_To do_. Without the pictures, can you quote each line below exactly?
━━━━
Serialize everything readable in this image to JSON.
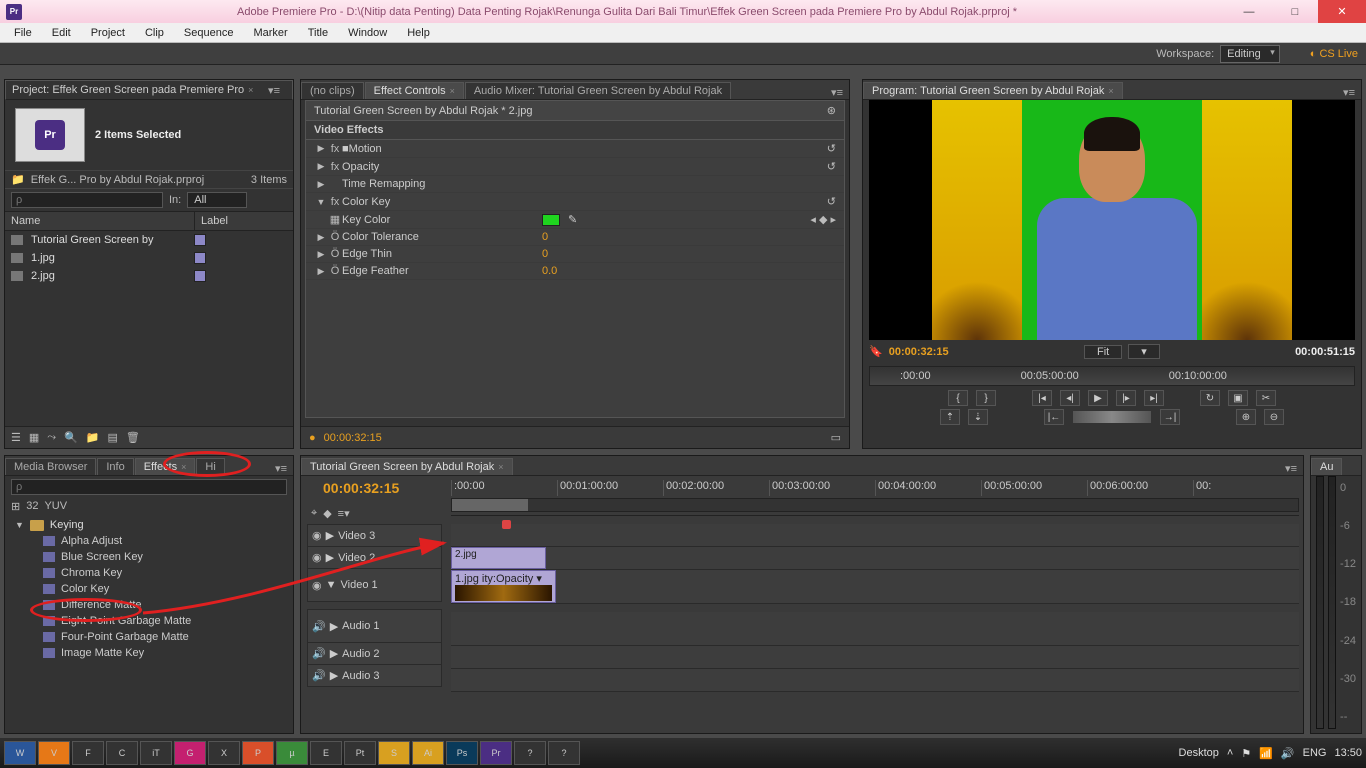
{
  "app": {
    "title": "Adobe Premiere Pro - D:\\(Nitip data Penting) Data Penting Rojak\\Renunga Gulita Dari Bali Timur\\Effek Green Screen pada Premiere Pro by Abdul Rojak.prproj *"
  },
  "menu": [
    "File",
    "Edit",
    "Project",
    "Clip",
    "Sequence",
    "Marker",
    "Title",
    "Window",
    "Help"
  ],
  "workspace": {
    "label": "Workspace:",
    "value": "Editing",
    "cslive": "CS Live"
  },
  "project": {
    "tab": "Project: Effek Green Screen pada Premiere Pro",
    "sel": "2 Items Selected",
    "file": "Effek G... Pro by Abdul Rojak.prproj",
    "count": "3 Items",
    "in_label": "In:",
    "in_value": "All",
    "cols": [
      "Name",
      "Label"
    ],
    "rows": [
      "Tutorial Green Screen by",
      "1.jpg",
      "2.jpg"
    ]
  },
  "source_tabs": {
    "noclips": "(no clips)",
    "ec": "Effect Controls",
    "am": "Audio Mixer: Tutorial Green Screen by Abdul Rojak"
  },
  "ec": {
    "title": "Tutorial Green Screen by Abdul Rojak * 2.jpg",
    "section": "Video Effects",
    "fx": [
      "Motion",
      "Opacity",
      "Time Remapping",
      "Color Key"
    ],
    "params": [
      {
        "n": "Key Color",
        "v": ""
      },
      {
        "n": "Color Tolerance",
        "v": "0"
      },
      {
        "n": "Edge Thin",
        "v": "0"
      },
      {
        "n": "Edge Feather",
        "v": "0.0"
      }
    ],
    "tc": "00:00:32:15"
  },
  "program": {
    "tab": "Program: Tutorial Green Screen by Abdul Rojak",
    "tc": "00:00:32:15",
    "fit": "Fit",
    "dur": "00:00:51:15",
    "ruler": [
      ":00:00",
      "00:05:00:00",
      "00:10:00:00"
    ]
  },
  "fx": {
    "tabs": [
      "Media Browser",
      "Info",
      "Effects",
      "Hi"
    ],
    "folder": "Keying",
    "items": [
      "Alpha Adjust",
      "Blue Screen Key",
      "Chroma Key",
      "Color Key",
      "Difference Matte",
      "Eight-Point Garbage Matte",
      "Four-Point Garbage Matte",
      "Image Matte Key"
    ]
  },
  "timeline": {
    "tab": "Tutorial Green Screen by Abdul Rojak",
    "tc": "00:00:32:15",
    "ticks": [
      ":00:00",
      "00:01:00:00",
      "00:02:00:00",
      "00:03:00:00",
      "00:04:00:00",
      "00:05:00:00",
      "00:06:00:00",
      "00:"
    ],
    "tracks": [
      "Video 3",
      "Video 2",
      "Video 1",
      "Audio 1",
      "Audio 2",
      "Audio 3"
    ],
    "clips": {
      "v2": "2.jpg",
      "v1": "1.jpg ity:Opacity ▾"
    }
  },
  "meters": {
    "tab": "Au",
    "scale": [
      "0",
      "-6",
      "-12",
      "-18",
      "-24",
      "-30",
      "--"
    ]
  },
  "taskbar": {
    "apps": [
      "W",
      "V",
      "F",
      "C",
      "iT",
      "G",
      "X",
      "P",
      "µ",
      "E",
      "Pt",
      "S",
      "Ai",
      "Ps",
      "Pr",
      "?",
      "?"
    ],
    "desktop": "Desktop",
    "lang": "ENG",
    "time": "13:50"
  },
  "search_placeholder": "ρ"
}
━━━━
_Task result_.
Serialize everything readable in this image to JSON.
{
  "app": {
    "title": "Adobe Premiere Pro - D:\\(Nitip data Penting) Data Penting Rojak\\Renunga Gulita Dari Bali Timur\\Effek Green Screen pada Premiere Pro by Abdul Rojak.prproj *"
  },
  "menu": [
    "File",
    "Edit",
    "Project",
    "Clip",
    "Sequence",
    "Marker",
    "Title",
    "Window",
    "Help"
  ],
  "workspace": {
    "label": "Workspace:",
    "value": "Editing",
    "cslive": "CS Live"
  },
  "project": {
    "tab": "Project: Effek Green Screen pada Premiere Pro",
    "sel": "2 Items Selected",
    "file": "Effek G... Pro by Abdul Rojak.prproj",
    "count": "3 Items",
    "in_label": "In:",
    "in_value": "All",
    "cols": [
      "Name",
      "Label"
    ],
    "rows": [
      "Tutorial Green Screen by",
      "1.jpg",
      "2.jpg"
    ]
  },
  "source_tabs": {
    "noclips": "(no clips)",
    "ec": "Effect Controls",
    "am": "Audio Mixer: Tutorial Green Screen by Abdul Rojak"
  },
  "ec": {
    "title": "Tutorial Green Screen by Abdul Rojak * 2.jpg",
    "section": "Video Effects",
    "fx": [
      "Motion",
      "Opacity",
      "Time Remapping",
      "Color Key"
    ],
    "params": [
      {
        "n": "Key Color",
        "v": ""
      },
      {
        "n": "Color Tolerance",
        "v": "0"
      },
      {
        "n": "Edge Thin",
        "v": "0"
      },
      {
        "n": "Edge Feather",
        "v": "0.0"
      }
    ],
    "tc": "00:00:32:15"
  },
  "program": {
    "tab": "Program: Tutorial Green Screen by Abdul Rojak",
    "tc": "00:00:32:15",
    "fit": "Fit",
    "dur": "00:00:51:15",
    "ruler": [
      ":00:00",
      "00:05:00:00",
      "00:10:00:00"
    ]
  },
  "fx": {
    "tabs": [
      "Media Browser",
      "Info",
      "Effects",
      "Hi"
    ],
    "folder": "Keying",
    "items": [
      "Alpha Adjust",
      "Blue Screen Key",
      "Chroma Key",
      "Color Key",
      "Difference Matte",
      "Eight-Point Garbage Matte",
      "Four-Point Garbage Matte",
      "Image Matte Key"
    ]
  },
  "timeline": {
    "tab": "Tutorial Green Screen by Abdul Rojak",
    "tc": "00:00:32:15",
    "ticks": [
      ":00:00",
      "00:01:00:00",
      "00:02:00:00",
      "00:03:00:00",
      "00:04:00:00",
      "00:05:00:00",
      "00:06:00:00",
      "00:"
    ],
    "tracks": [
      "Video 3",
      "Video 2",
      "Video 1",
      "Audio 1",
      "Audio 2",
      "Audio 3"
    ],
    "clips": {
      "v2": "2.jpg",
      "v1": "1.jpg ity:Opacity ▾"
    }
  },
  "meters": {
    "tab": "Au",
    "scale": [
      "0",
      "-6",
      "-12",
      "-18",
      "-24",
      "-30",
      "--"
    ]
  },
  "taskbar": {
    "apps": [
      "W",
      "V",
      "F",
      "C",
      "iT",
      "G",
      "X",
      "P",
      "µ",
      "E",
      "Pt",
      "S",
      "Ai",
      "Ps",
      "Pr",
      "?",
      "?"
    ],
    "desktop": "Desktop",
    "lang": "ENG",
    "time": "13:50"
  },
  "search_placeholder": "ρ"
}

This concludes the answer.